> Supplied text
## begin

However, the first paragraph applies only where
(1)  the supply is an exempt supply referred to in paragraph 2 of section 100;
(2)  the person at any time gives possession or occupancy of the site to the recipient of the supply under the arrangement;
(3)  none of the sites in the additional area were occupied immediately before that time under an arrangement for a supply referred to in subparagraph 1 of this paragraph; and
(4)  either
(a)  the last acquisition of the additional area by the person was not an exempt supply referred to in section 97.3 and the person was not deemed to have made a supply of the additional area as a consequence of using the additional area for purposes of the park,
i.  before that time under this subdivision 4, or
ii.  at or before that time under section 243, 258 or 261; or
(b)  the person was entitled, after the additional area was last acquired or deemed to have been supplied by the person, to claim an input tax refund in respect of the acquisition thereof or an improvement thereto.
1994, c. 22, s. 478.
I.3.  — Supply of a mobile home or floating home – Builder
1994, c. 22, s. 478.
222.4. Any person who makes a supply of a mobile home or a floating home before it has been used or occupied by any individual as a place of residence or lodging is deemed to have engaged in the construction of the home and to have substantially completed the construction at the earlier of the time ownership of the home is transferred to the recipient of the supply and the time possession of the home is transferred to the recipient under the agreement for the supply.
1994, c. 22, s. 478.

## end

> Tasks to complete
(a) Answer these about the tax provisions, one line each:
(i) Which paragraph of section 100 describes the exempt supply referred to in the first condition?
(ii) Which sections are named in item ii?
(iii) Under section 222.4, at what time is the person deemed to have substantially completed construction of the home?
(b) Please write the next part of the tax provisions, picking up after their final line.

> Raw data
## begin

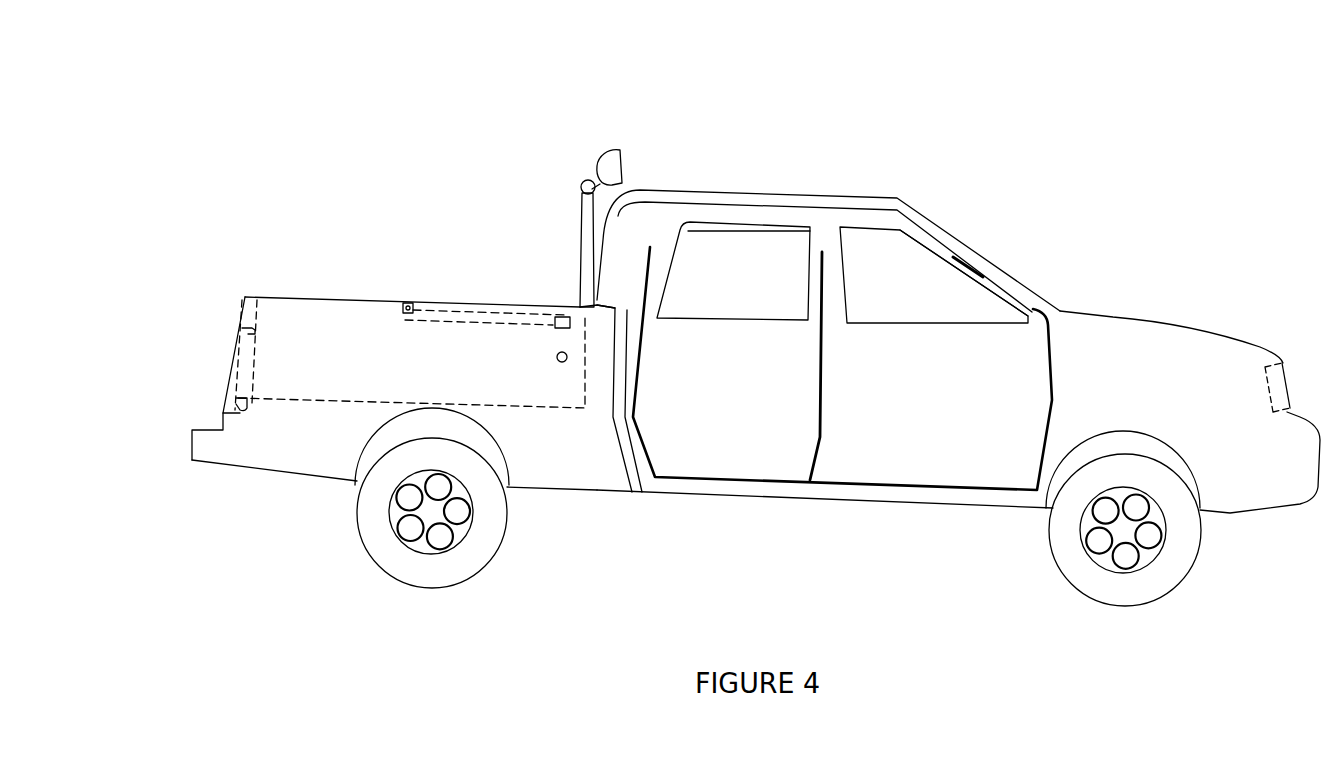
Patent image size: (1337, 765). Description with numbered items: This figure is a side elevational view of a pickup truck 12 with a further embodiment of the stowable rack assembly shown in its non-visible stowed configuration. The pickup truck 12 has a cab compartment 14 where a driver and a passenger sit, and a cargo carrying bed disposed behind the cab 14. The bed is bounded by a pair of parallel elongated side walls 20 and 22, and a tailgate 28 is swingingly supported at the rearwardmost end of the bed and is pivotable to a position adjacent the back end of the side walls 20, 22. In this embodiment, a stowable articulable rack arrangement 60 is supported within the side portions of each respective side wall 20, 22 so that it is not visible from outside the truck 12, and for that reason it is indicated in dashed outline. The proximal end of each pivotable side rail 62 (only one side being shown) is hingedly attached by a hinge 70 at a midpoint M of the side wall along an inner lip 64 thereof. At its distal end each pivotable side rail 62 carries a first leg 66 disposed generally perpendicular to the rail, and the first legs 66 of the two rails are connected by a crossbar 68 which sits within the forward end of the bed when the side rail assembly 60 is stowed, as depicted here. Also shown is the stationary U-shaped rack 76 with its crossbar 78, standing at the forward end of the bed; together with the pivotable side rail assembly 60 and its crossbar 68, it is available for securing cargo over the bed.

## end

> Answers to the problems
(a)
(i) Paragraph 2.
(ii) Sections 243, 258 and 261.
(iii) At the earlier of the time ownership of the home is transferred to the recipient of the supply and the time possession of the home is transferred to the recipient under the agreement for the supply.

(b)
222.5. Where a person engages in the substantial renovation of a mobile home or a floating home, the home is deemed not to have been used or occupied, at any time before the person began to substantially renovate the home, by any individual as a place of residence or lodging.
1994, c. 22, s. 478.
II.  — Self-supply of residential complex – Builder
222.6. For the purposes of sections 223 to 231.1, a reference to by way of lease in respect of land shall be read as a reference to by way of lease, licence or similar arrangement.
2001, c. 53, s. 313.
223. Subject to sections 224.1 to 224.5, where the construction or substantial renovation of a residential complex that is a single unit residential complex or a residential unit held in co-ownership is substantially completed, the builder of the complex is deemed
(1)  to have made and received, at the latest of the time the construction or substantial renovation is substantially completed, the time possession or use of the complex is given as set out in subparagraph a or b of subparagraph 1 of the second paragraph and the time the residential complex is occupied as set out in subparagraph c of that subparagraph, a taxable supply by way of sale of the complex; and
(2)  to have paid as a recipient and to have collected as a supplier, at the latest of those times, tax in respect of the supply calculated on the fair market value of the complex at the latest of those times.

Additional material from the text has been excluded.